===== GIVEN INFORMATION =====

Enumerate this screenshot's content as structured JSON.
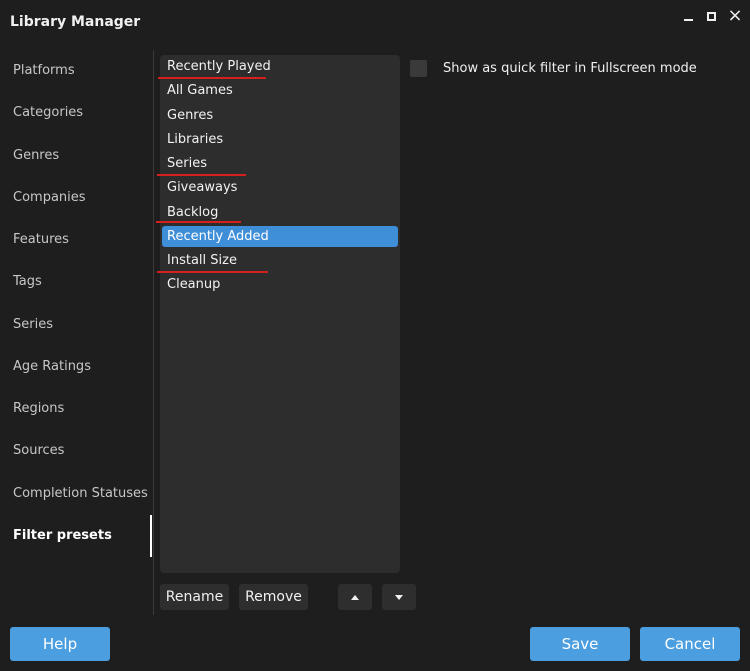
{
  "window": {
    "title": "Library Manager",
    "minimize_icon": "minimize-icon",
    "maximize_icon": "maximize-icon",
    "close_icon": "close-icon",
    "close_glyph": "×"
  },
  "sidebar": {
    "items": [
      {
        "label": "Platforms"
      },
      {
        "label": "Categories"
      },
      {
        "label": "Genres"
      },
      {
        "label": "Companies"
      },
      {
        "label": "Features"
      },
      {
        "label": "Tags"
      },
      {
        "label": "Series"
      },
      {
        "label": "Age Ratings"
      },
      {
        "label": "Regions"
      },
      {
        "label": "Sources"
      },
      {
        "label": "Completion Statuses"
      },
      {
        "label": "Filter presets"
      }
    ],
    "active": "Filter presets"
  },
  "presets": {
    "items": [
      {
        "label": "Recently Played"
      },
      {
        "label": "All Games"
      },
      {
        "label": "Genres"
      },
      {
        "label": "Libraries"
      },
      {
        "label": "Series"
      },
      {
        "label": "Giveaways"
      },
      {
        "label": "Backlog"
      },
      {
        "label": "Recently Added"
      },
      {
        "label": "Install Size"
      },
      {
        "label": "Cleanup"
      }
    ],
    "selected": "Recently Added",
    "annotation_color": "#d62020"
  },
  "options": {
    "quick_filter_label": "Show as quick filter in Fullscreen mode",
    "quick_filter_checked": false
  },
  "actions": {
    "rename": "Rename",
    "remove": "Remove",
    "move_up_icon": "arrow-up-icon",
    "move_down_icon": "arrow-down-icon"
  },
  "footer": {
    "help": "Help",
    "save": "Save",
    "cancel": "Cancel"
  },
  "colors": {
    "background": "#1e1e1e",
    "list_background": "#2d2d2d",
    "accent": "#3f8ed8",
    "primary_button": "#4b9ee0"
  }
}
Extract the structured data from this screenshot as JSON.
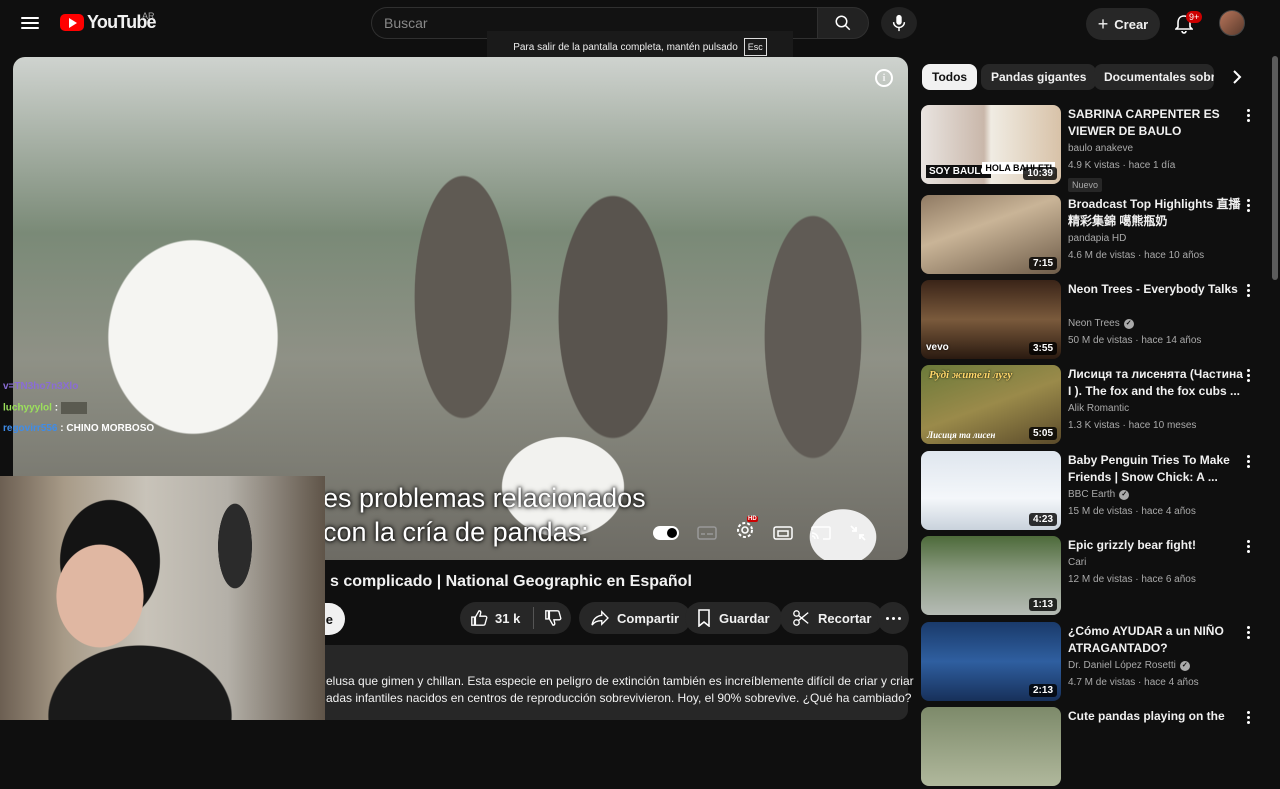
{
  "header": {
    "logo_text": "YouTube",
    "country_code": "AR",
    "search_placeholder": "Buscar",
    "create_label": "Crear",
    "notification_count": "9+"
  },
  "fullscreen_toast": {
    "message": "Para salir de la pantalla completa, mantén pulsado",
    "key": "Esc"
  },
  "player": {
    "subtitle_line1": "es problemas relacionados",
    "subtitle_line2": "con la cría de pandas:"
  },
  "chat": [
    {
      "user": "v=TN3ho7n3Xlo",
      "message": "",
      "color": "#8a6cd6"
    },
    {
      "user": "luchyyylol",
      "message": ":",
      "color": "#9be05b"
    },
    {
      "user": "regovirr556",
      "message": ": CHINO MORBOSO",
      "color": "#3f8ce8"
    }
  ],
  "video": {
    "title": "s complicado | National Geographic en Español",
    "subscribe_partial": "e",
    "likes": "31 k",
    "share_label": "Compartir",
    "save_label": "Guardar",
    "clip_label": "Recortar",
    "description_line1": "elusa que gimen y chillan. Esta especie en peligro de extinción también es increíblemente difícil de criar y criar",
    "description_line2": "adas infantiles nacidos en centros de reproducción sobrevivieron. Hoy, el 90% sobrevive. ¿Qué ha cambiado?"
  },
  "chips": [
    "Todos",
    "Pandas gigantes",
    "Documentales sobre"
  ],
  "recommendations": [
    {
      "title": "SABRINA CARPENTER ES VIEWER DE BAULO",
      "channel": "baulo anakeve",
      "verified": false,
      "meta": "4.9 K vistas · hace 1 día",
      "badge": "Nuevo",
      "duration": "10:39",
      "thumb_bg": "linear-gradient(90deg,#e9e4e0 0%,#c9b7aa 45%,#f0ece3 50%,#d8c2a8 100%)",
      "thumb_text": "SOY BAULO",
      "thumb_text2": "HOLA BAULETI"
    },
    {
      "title": "Broadcast Top Highlights 直播精彩集錦 噶熊瓶奶",
      "channel": "pandapia HD",
      "verified": false,
      "meta": "4.6 M de vistas · hace 10 años",
      "badge": "",
      "duration": "7:15",
      "thumb_bg": "linear-gradient(160deg,#8f7a63 0%,#c9b497 40%,#6e5c49 100%)",
      "thumb_text": "",
      "thumb_text2": ""
    },
    {
      "title": "Neon Trees - Everybody Talks",
      "channel": "Neon Trees",
      "verified": true,
      "meta": "50 M de vistas · hace 14 años",
      "badge": "",
      "duration": "3:55",
      "thumb_bg": "linear-gradient(180deg,#3a2418 0%,#7a5a3c 50%,#2a1a10 100%)",
      "thumb_text": "vevo",
      "thumb_text2": ""
    },
    {
      "title": "Лисиця та лисенята  (Частина I ).  The fox and the fox cubs ...",
      "channel": "Alik Romantic",
      "verified": false,
      "meta": "1.3 K vistas · hace 10 meses",
      "badge": "",
      "duration": "5:05",
      "thumb_bg": "linear-gradient(160deg,#6b7a3a 0%,#9a8a4a 50%,#5a4a2a 100%)",
      "thumb_text": "Руді жителі лугу",
      "thumb_text2": "Лисиця та лисен"
    },
    {
      "title": "Baby Penguin Tries To Make Friends | Snow Chick: A ...",
      "channel": "BBC Earth",
      "verified": true,
      "meta": "15 M de vistas · hace 4 años",
      "badge": "",
      "duration": "4:23",
      "thumb_bg": "linear-gradient(180deg,#dfe6ee 0%,#f4f7fa 60%,#c9d2dc 100%)",
      "thumb_text": "",
      "thumb_text2": ""
    },
    {
      "title": "Epic grizzly bear fight!",
      "channel": "Cari",
      "verified": false,
      "meta": "12 M de vistas · hace 6 años",
      "badge": "",
      "duration": "1:13",
      "thumb_bg": "linear-gradient(180deg,#4d6a3a 0%,#8a9a80 45%,#b5bbb5 100%)",
      "thumb_text": "",
      "thumb_text2": ""
    },
    {
      "title": "¿Cómo AYUDAR a un NIÑO ATRAGANTADO?",
      "channel": "Dr. Daniel López Rosetti",
      "verified": true,
      "meta": "4.7 M de vistas · hace 4 años",
      "badge": "",
      "duration": "2:13",
      "thumb_bg": "linear-gradient(180deg,#1a3a6a 0%,#2f5fa0 50%,#17305a 100%)",
      "thumb_text": "",
      "thumb_text2": ""
    },
    {
      "title": "Cute pandas playing on the",
      "channel": "",
      "verified": false,
      "meta": "",
      "badge": "",
      "duration": "",
      "thumb_bg": "linear-gradient(180deg,#7d8a6a 0%,#b0b89c 100%)",
      "thumb_text": "",
      "thumb_text2": ""
    }
  ]
}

=====

| REQUIREMENTS |
Return the material word for word. Pictures are not part of the copy.

| REPLY |
Enumerate this screenshot's content as structured JSON.
{
  "window": {
    "title": "Library Manager",
    "minimize_icon": "minimize-icon",
    "maximize_icon": "maximize-icon",
    "close_icon": "close-icon",
    "close_glyph": "×"
  },
  "sidebar": {
    "items": [
      {
        "label": "Platforms"
      },
      {
        "label": "Categories"
      },
      {
        "label": "Genres"
      },
      {
        "label": "Companies"
      },
      {
        "label": "Features"
      },
      {
        "label": "Tags"
      },
      {
        "label": "Series"
      },
      {
        "label": "Age Ratings"
      },
      {
        "label": "Regions"
      },
      {
        "label": "Sources"
      },
      {
        "label": "Completion Statuses"
      },
      {
        "label": "Filter presets"
      }
    ],
    "active": "Filter presets"
  },
  "presets": {
    "items": [
      {
        "label": "Recently Played"
      },
      {
        "label": "All Games"
      },
      {
        "label": "Genres"
      },
      {
        "label": "Libraries"
      },
      {
        "label": "Series"
      },
      {
        "label": "Giveaways"
      },
      {
        "label": "Backlog"
      },
      {
        "label": "Recently Added"
      },
      {
        "label": "Install Size"
      },
      {
        "label": "Cleanup"
      }
    ],
    "selected": "Recently Added",
    "annotation_color": "#d62020"
  },
  "options": {
    "quick_filter_label": "Show as quick filter in Fullscreen mode",
    "quick_filter_checked": false
  },
  "actions": {
    "rename": "Rename",
    "remove": "Remove",
    "move_up_icon": "arrow-up-icon",
    "move_down_icon": "arrow-down-icon"
  },
  "footer": {
    "help": "Help",
    "save": "Save",
    "cancel": "Cancel"
  },
  "colors": {
    "background": "#1e1e1e",
    "list_background": "#2d2d2d",
    "accent": "#3f8ed8",
    "primary_button": "#4b9ee0"
  }
}
Extract the structured data from this screenshot as JSON.
{
  "header": {
    "logo_text": "YouTube",
    "country_code": "AR",
    "search_placeholder": "Buscar",
    "create_label": "Crear",
    "notification_count": "9+"
  },
  "fullscreen_toast": {
    "message": "Para salir de la pantalla completa, mantén pulsado",
    "key": "Esc"
  },
  "player": {
    "subtitle_line1": "es problemas relacionados",
    "subtitle_line2": "con la cría de pandas:"
  },
  "chat": [
    {
      "user": "v=TN3ho7n3Xlo",
      "message": "",
      "color": "#8a6cd6"
    },
    {
      "user": "luchyyylol",
      "message": ":",
      "color": "#9be05b"
    },
    {
      "user": "regovirr556",
      "message": ": CHINO MORBOSO",
      "color": "#3f8ce8"
    }
  ],
  "video": {
    "title": "s complicado | National Geographic en Español",
    "subscribe_partial": "e",
    "likes": "31 k",
    "share_label": "Compartir",
    "save_label": "Guardar",
    "clip_label": "Recortar",
    "description_line1": "elusa que gimen y chillan. Esta especie en peligro de extinción también es increíblemente difícil de criar y criar",
    "description_line2": "adas infantiles nacidos en centros de reproducción sobrevivieron. Hoy, el 90% sobrevive. ¿Qué ha cambiado?"
  },
  "chips": [
    "Todos",
    "Pandas gigantes",
    "Documentales sobre"
  ],
  "recommendations": [
    {
      "title": "SABRINA CARPENTER ES VIEWER DE BAULO",
      "channel": "baulo anakeve",
      "verified": false,
      "meta": "4.9 K vistas · hace 1 día",
      "badge": "Nuevo",
      "duration": "10:39",
      "thumb_bg": "linear-gradient(90deg,#e9e4e0 0%,#c9b7aa 45%,#f0ece3 50%,#d8c2a8 100%)",
      "thumb_text": "SOY BAULO",
      "thumb_text2": "HOLA BAULETI"
    },
    {
      "title": "Broadcast Top Highlights 直播精彩集錦 噶熊瓶奶",
      "channel": "pandapia HD",
      "verified": false,
      "meta": "4.6 M de vistas · hace 10 años",
      "badge": "",
      "duration": "7:15",
      "thumb_bg": "linear-gradient(160deg,#8f7a63 0%,#c9b497 40%,#6e5c49 100%)",
      "thumb_text": "",
      "thumb_text2": ""
    },
    {
      "title": "Neon Trees - Everybody Talks",
      "channel": "Neon Trees",
      "verified": true,
      "meta": "50 M de vistas · hace 14 años",
      "badge": "",
      "duration": "3:55",
      "thumb_bg": "linear-gradient(180deg,#3a2418 0%,#7a5a3c 50%,#2a1a10 100%)",
      "thumb_text": "vevo",
      "thumb_text2": ""
    },
    {
      "title": "Лисиця та лисенята  (Частина I ).  The fox and the fox cubs ...",
      "channel": "Alik Romantic",
      "verified": false,
      "meta": "1.3 K vistas · hace 10 meses",
      "badge": "",
      "duration": "5:05",
      "thumb_bg": "linear-gradient(160deg,#6b7a3a 0%,#9a8a4a 50%,#5a4a2a 100%)",
      "thumb_text": "Руді жителі лугу",
      "thumb_text2": "Лисиця та лисен"
    },
    {
      "title": "Baby Penguin Tries To Make Friends | Snow Chick: A ...",
      "channel": "BBC Earth",
      "verified": true,
      "meta": "15 M de vistas · hace 4 años",
      "badge": "",
      "duration": "4:23",
      "thumb_bg": "linear-gradient(180deg,#dfe6ee 0%,#f4f7fa 60%,#c9d2dc 100%)",
      "thumb_text": "",
      "thumb_text2": ""
    },
    {
      "title": "Epic grizzly bear fight!",
      "channel": "Cari",
      "verified": false,
      "meta": "12 M de vistas · hace 6 años",
      "badge": "",
      "duration": "1:13",
      "thumb_bg": "linear-gradient(180deg,#4d6a3a 0%,#8a9a80 45%,#b5bbb5 100%)",
      "thumb_text": "",
      "thumb_text2": ""
    },
    {
      "title": "¿Cómo AYUDAR a un NIÑO ATRAGANTADO?",
      "channel": "Dr. Daniel López Rosetti",
      "verified": true,
      "meta": "4.7 M de vistas · hace 4 años",
      "badge": "",
      "duration": "2:13",
      "thumb_bg": "linear-gradient(180deg,#1a3a6a 0%,#2f5fa0 50%,#17305a 100%)",
      "thumb_text": "",
      "thumb_text2": ""
    },
    {
      "title": "Cute pandas playing on the",
      "channel": "",
      "verified": false,
      "meta": "",
      "badge": "",
      "duration": "",
      "thumb_bg": "linear-gradient(180deg,#7d8a6a 0%,#b0b89c 100%)",
      "thumb_text": "",
      "thumb_text2": ""
    }
  ]
}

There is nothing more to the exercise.